- EXERCISE OBJECTIVE: Tally the lines that hold the string "color", and reply with the count alone.

## start

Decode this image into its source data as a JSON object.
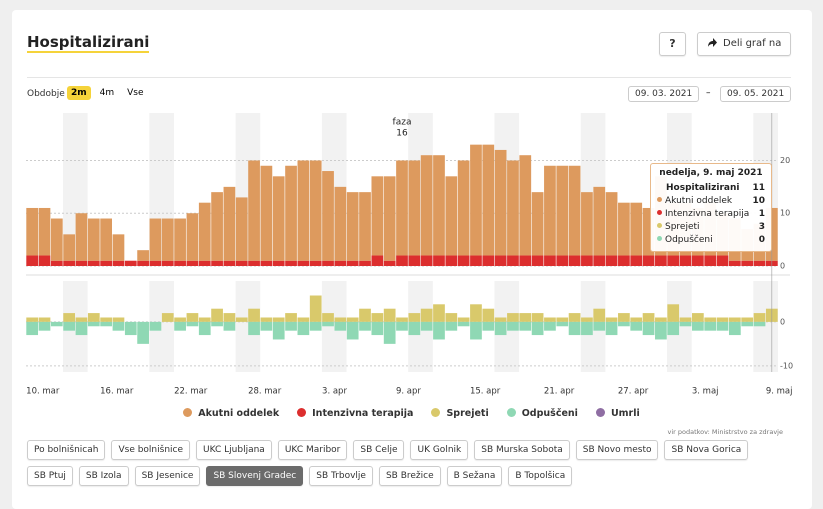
{
  "header": {
    "title": "Hospitalizirani",
    "help": "?",
    "share": "Deli graf na"
  },
  "controls": {
    "period_label": "Obdobje",
    "periods": [
      "2m",
      "4m",
      "Vse"
    ],
    "active_period": "2m",
    "date_from": "09. 03. 2021",
    "dash": "–",
    "date_to": "09. 05. 2021"
  },
  "chart_data": [
    {
      "type": "bar",
      "stacked": true,
      "stack_order": "reverse",
      "ylim": [
        0,
        29
      ],
      "yticks": [
        0,
        10,
        20
      ],
      "grid": true,
      "series": [
        {
          "name": "Akutni oddelek",
          "color": "#dd9a5e",
          "values": [
            9,
            9,
            8,
            5,
            9,
            8,
            8,
            5,
            0,
            2,
            8,
            8,
            8,
            9,
            11,
            13,
            14,
            12,
            19,
            18,
            16,
            18,
            19,
            19,
            17,
            14,
            13,
            13,
            15,
            16,
            18,
            18,
            19,
            19,
            15,
            18,
            21,
            21,
            20,
            18,
            19,
            12,
            17,
            17,
            17,
            12,
            13,
            12,
            10,
            10,
            9,
            15,
            10,
            10,
            9,
            10,
            8,
            8,
            6,
            7,
            10
          ]
        },
        {
          "name": "Intenzivna terapija",
          "color": "#dc2e2e",
          "values": [
            2,
            2,
            1,
            1,
            1,
            1,
            1,
            1,
            1,
            1,
            1,
            1,
            1,
            1,
            1,
            1,
            1,
            1,
            1,
            1,
            1,
            1,
            1,
            1,
            1,
            1,
            1,
            1,
            2,
            1,
            2,
            2,
            2,
            2,
            2,
            2,
            2,
            2,
            2,
            2,
            2,
            2,
            2,
            2,
            2,
            2,
            2,
            2,
            2,
            2,
            2,
            2,
            2,
            2,
            2,
            2,
            2,
            1,
            1,
            1,
            1
          ]
        }
      ],
      "annotations": [
        {
          "text": "faza",
          "value": 16,
          "category": "9. apr"
        }
      ]
    },
    {
      "type": "bar",
      "stacked": true,
      "stack_order": "forward",
      "ylim": [
        -11.4,
        9.3
      ],
      "yticks": [
        -10,
        0
      ],
      "grid": true,
      "categories": [
        "10. mar",
        null,
        null,
        null,
        null,
        null,
        "16. mar",
        null,
        null,
        null,
        null,
        null,
        "22. mar",
        null,
        null,
        null,
        null,
        null,
        "28. mar",
        null,
        null,
        null,
        null,
        null,
        "3. apr",
        null,
        null,
        null,
        null,
        null,
        "9. apr",
        null,
        null,
        null,
        null,
        null,
        "15. apr",
        null,
        null,
        null,
        null,
        null,
        "21. apr",
        null,
        null,
        null,
        null,
        null,
        "27. apr",
        null,
        null,
        null,
        null,
        null,
        "3. maj",
        null,
        null,
        null,
        null,
        null,
        "9. maj"
      ],
      "series": [
        {
          "name": "Sprejeti",
          "color": "#d9c96b",
          "values": [
            1,
            1,
            0,
            2,
            1,
            2,
            1,
            1,
            0,
            0,
            0,
            2,
            1,
            2,
            1,
            3,
            2,
            1,
            3,
            1,
            1,
            2,
            1,
            6,
            2,
            1,
            1,
            3,
            2,
            3,
            1,
            2,
            3,
            4,
            2,
            1,
            4,
            3,
            1,
            2,
            2,
            2,
            1,
            1,
            2,
            1,
            3,
            1,
            2,
            1,
            2,
            1,
            4,
            1,
            2,
            1,
            1,
            1,
            1,
            2,
            3
          ]
        },
        {
          "name": "Odpuščeni",
          "color": "#8fd8b4",
          "values": [
            -3,
            -2,
            -1,
            -2,
            -3,
            -1,
            -1,
            -2,
            -3,
            -5,
            -2,
            0,
            -2,
            -1,
            -3,
            -1,
            -2,
            0,
            -3,
            -2,
            -4,
            -2,
            -3,
            -2,
            -1,
            -2,
            -4,
            -2,
            -3,
            -5,
            -2,
            -3,
            -2,
            -4,
            -2,
            -1,
            -4,
            -2,
            -3,
            -2,
            -2,
            -3,
            -2,
            -1,
            -3,
            -3,
            -2,
            -3,
            -1,
            -2,
            -3,
            -4,
            -3,
            -1,
            -2,
            -2,
            -2,
            -3,
            -1,
            -1,
            0
          ]
        },
        {
          "name": "Umrli",
          "color": "#8f6ea3",
          "values": [
            0,
            0,
            0,
            0,
            0,
            0,
            0,
            0,
            0,
            0,
            0,
            0,
            0,
            0,
            0,
            0,
            0,
            0,
            0,
            0,
            0,
            0,
            0,
            0,
            0,
            0,
            0,
            0,
            0,
            0,
            0,
            0,
            0,
            0,
            0,
            0,
            0,
            0,
            0,
            0,
            0,
            0,
            0,
            0,
            0,
            0,
            0,
            0,
            0,
            0,
            0,
            0,
            0,
            0,
            0,
            0,
            0,
            0,
            0,
            0,
            0
          ]
        }
      ]
    }
  ],
  "tooltip": {
    "title": "nedelja, 9. maj 2021",
    "category": "9. maj",
    "rows": [
      {
        "name": "Hospitalizirani",
        "value": 11
      },
      {
        "name": "Akutni oddelek",
        "value": 10,
        "color": "#dd9a5e"
      },
      {
        "name": "Intenzivna terapija",
        "value": 1,
        "color": "#dc2e2e"
      },
      {
        "name": "Sprejeti",
        "value": 3,
        "color": "#d9c96b"
      },
      {
        "name": "Odpuščeni",
        "value": 0,
        "color": "#8fd8b4"
      }
    ]
  },
  "source": "vir podatkov: Ministrstvo za zdravje",
  "hospitals": [
    "Po bolnišnicah",
    "Vse bolnišnice",
    "UKC Ljubljana",
    "UKC Maribor",
    "SB Celje",
    "UK Golnik",
    "SB Murska Sobota",
    "SB Novo mesto",
    "SB Nova Gorica",
    "SB Ptuj",
    "SB Izola",
    "SB Jesenice",
    "SB Slovenj Gradec",
    "SB Trbovlje",
    "SB Brežice",
    "B Sežana",
    "B Topolšica"
  ],
  "active_hospital": "SB Slovenj Gradec"
}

## end

- FINISHED EXERCISE: 9